Problem requirements. Rewrite the material below without the pictures, changing every "visitors-bar" to "traffic-bar" and keeping everything else the same.

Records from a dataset
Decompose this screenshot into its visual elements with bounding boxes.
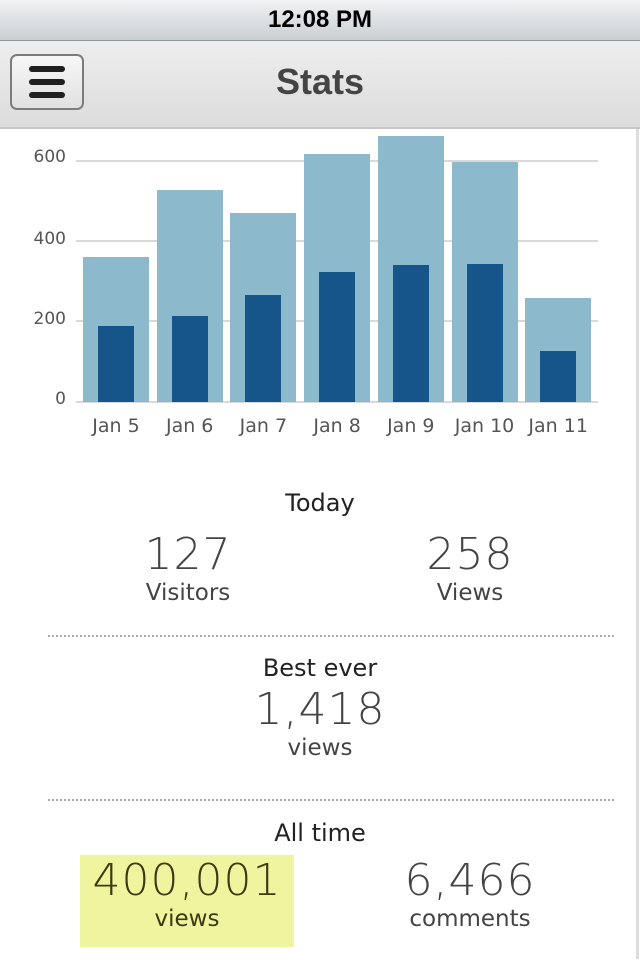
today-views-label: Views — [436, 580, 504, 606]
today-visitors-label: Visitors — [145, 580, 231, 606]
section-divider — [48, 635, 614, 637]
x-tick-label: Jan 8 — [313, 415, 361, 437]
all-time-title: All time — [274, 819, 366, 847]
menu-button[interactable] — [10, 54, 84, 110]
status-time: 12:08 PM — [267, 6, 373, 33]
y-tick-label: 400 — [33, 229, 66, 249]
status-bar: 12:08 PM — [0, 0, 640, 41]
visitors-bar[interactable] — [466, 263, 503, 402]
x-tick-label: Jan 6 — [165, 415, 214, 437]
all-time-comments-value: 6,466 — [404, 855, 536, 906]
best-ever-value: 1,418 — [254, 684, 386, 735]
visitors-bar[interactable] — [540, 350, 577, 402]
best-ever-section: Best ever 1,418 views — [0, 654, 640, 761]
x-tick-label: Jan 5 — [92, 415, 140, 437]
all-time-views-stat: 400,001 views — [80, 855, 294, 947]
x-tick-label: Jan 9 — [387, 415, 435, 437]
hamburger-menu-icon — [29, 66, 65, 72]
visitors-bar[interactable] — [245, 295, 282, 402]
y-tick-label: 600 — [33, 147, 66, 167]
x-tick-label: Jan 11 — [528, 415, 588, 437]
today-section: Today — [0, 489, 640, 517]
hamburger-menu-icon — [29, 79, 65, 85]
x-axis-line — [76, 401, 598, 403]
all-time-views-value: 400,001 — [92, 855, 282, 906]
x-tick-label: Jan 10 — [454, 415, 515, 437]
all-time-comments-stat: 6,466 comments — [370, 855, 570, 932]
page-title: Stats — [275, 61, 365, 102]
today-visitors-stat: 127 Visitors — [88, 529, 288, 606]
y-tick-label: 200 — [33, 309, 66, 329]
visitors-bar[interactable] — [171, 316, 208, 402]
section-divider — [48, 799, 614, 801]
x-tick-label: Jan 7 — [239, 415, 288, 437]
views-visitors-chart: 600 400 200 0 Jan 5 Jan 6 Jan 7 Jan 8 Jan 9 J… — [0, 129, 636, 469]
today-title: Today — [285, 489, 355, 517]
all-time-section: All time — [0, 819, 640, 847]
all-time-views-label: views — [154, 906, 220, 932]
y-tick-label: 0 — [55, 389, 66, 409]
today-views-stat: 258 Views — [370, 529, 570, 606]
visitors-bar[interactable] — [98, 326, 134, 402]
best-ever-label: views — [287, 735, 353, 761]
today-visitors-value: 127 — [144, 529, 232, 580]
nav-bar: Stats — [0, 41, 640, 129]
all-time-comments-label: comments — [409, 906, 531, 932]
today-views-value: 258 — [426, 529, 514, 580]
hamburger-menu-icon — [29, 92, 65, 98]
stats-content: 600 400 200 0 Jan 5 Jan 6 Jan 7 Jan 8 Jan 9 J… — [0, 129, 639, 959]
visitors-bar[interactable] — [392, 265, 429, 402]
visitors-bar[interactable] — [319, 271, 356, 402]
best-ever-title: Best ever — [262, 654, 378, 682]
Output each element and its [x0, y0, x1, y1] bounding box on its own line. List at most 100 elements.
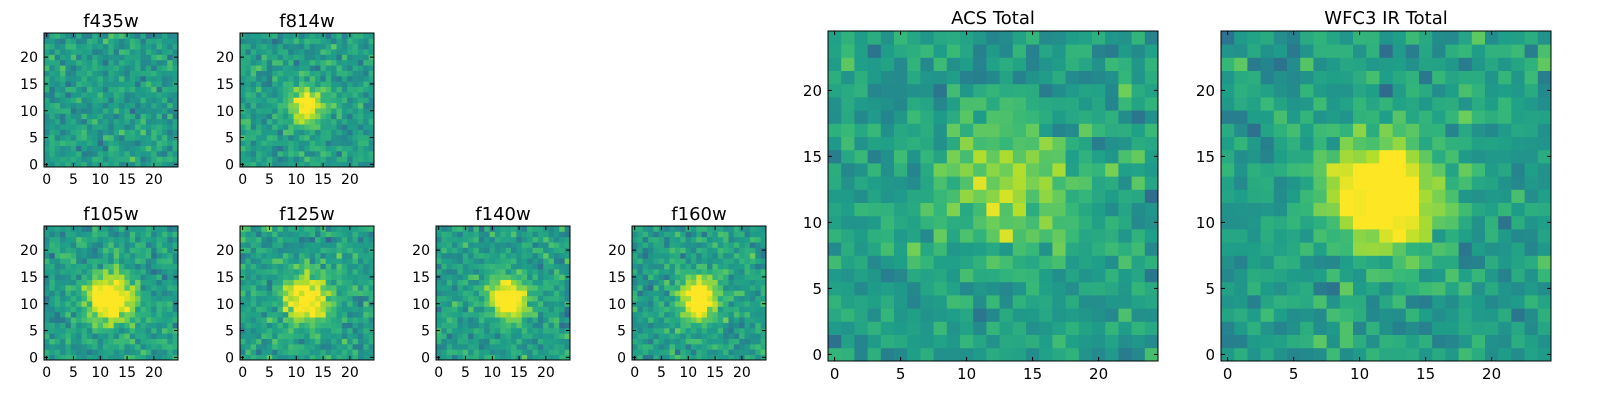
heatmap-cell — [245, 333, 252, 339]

Full answer.
Decompose this screenshot into its visual elements with bounding boxes.
today-views-label: Views — [436, 580, 504, 606]
today-visitors-label: Visitors — [145, 580, 231, 606]
section-divider — [48, 635, 614, 637]
x-tick-label: Jan 8 — [313, 415, 361, 437]
all-time-title: All time — [274, 819, 366, 847]
menu-button[interactable] — [10, 54, 84, 110]
status-time: 12:08 PM — [267, 6, 373, 33]
y-tick-label: 400 — [33, 229, 66, 249]
status-bar: 12:08 PM — [0, 0, 640, 41]
traffic-bar[interactable] — [466, 263, 503, 402]
x-tick-label: Jan 6 — [165, 415, 214, 437]
all-time-comments-value: 6,466 — [404, 855, 536, 906]
best-ever-value: 1,418 — [254, 684, 386, 735]
traffic-bar[interactable] — [540, 350, 577, 402]
best-ever-section: Best ever 1,418 views — [0, 654, 640, 761]
x-tick-label: Jan 5 — [92, 415, 140, 437]
all-time-views-stat: 400,001 views — [80, 855, 294, 947]
x-tick-label: Jan 9 — [387, 415, 435, 437]
hamburger-menu-icon — [29, 66, 65, 72]
traffic-bar[interactable] — [245, 295, 282, 402]
y-tick-label: 600 — [33, 147, 66, 167]
x-tick-label: Jan 11 — [528, 415, 588, 437]
today-section: Today — [0, 489, 640, 517]
hamburger-menu-icon — [29, 79, 65, 85]
x-axis-line — [76, 401, 598, 403]
all-time-views-value: 400,001 — [92, 855, 282, 906]
x-tick-label: Jan 10 — [454, 415, 515, 437]
all-time-comments-stat: 6,466 comments — [370, 855, 570, 932]
page-title: Stats — [275, 61, 365, 102]
today-visitors-stat: 127 Visitors — [88, 529, 288, 606]
y-tick-label: 200 — [33, 309, 66, 329]
traffic-bar[interactable] — [171, 316, 208, 402]
section-divider — [48, 799, 614, 801]
x-tick-label: Jan 7 — [239, 415, 288, 437]
views-visitors-chart: 600 400 200 0 Jan 5 Jan 6 Jan 7 Jan 8 Jan 9 J… — [0, 129, 636, 469]
today-title: Today — [285, 489, 355, 517]
all-time-section: All time — [0, 819, 640, 847]
all-time-views-label: views — [154, 906, 220, 932]
y-tick-label: 0 — [55, 389, 66, 409]
today-views-stat: 258 Views — [370, 529, 570, 606]
traffic-bar[interactable] — [98, 326, 134, 402]
best-ever-label: views — [287, 735, 353, 761]
today-visitors-value: 127 — [144, 529, 232, 580]
nav-bar: Stats — [0, 41, 640, 129]
all-time-comments-label: comments — [409, 906, 531, 932]
today-views-value: 258 — [426, 529, 514, 580]
hamburger-menu-icon — [29, 92, 65, 98]
stats-content: 600 400 200 0 Jan 5 Jan 6 Jan 7 Jan 8 Jan 9 J… — [0, 129, 639, 959]
traffic-bar[interactable] — [392, 265, 429, 402]
traffic-bar[interactable] — [319, 271, 356, 402]
best-ever-title: Best ever — [262, 654, 378, 682]
Output each element and its [x0, y0, x1, y1] bounding box on its own line. List at most 100 elements.
heatmap-cell — [245, 333, 252, 339]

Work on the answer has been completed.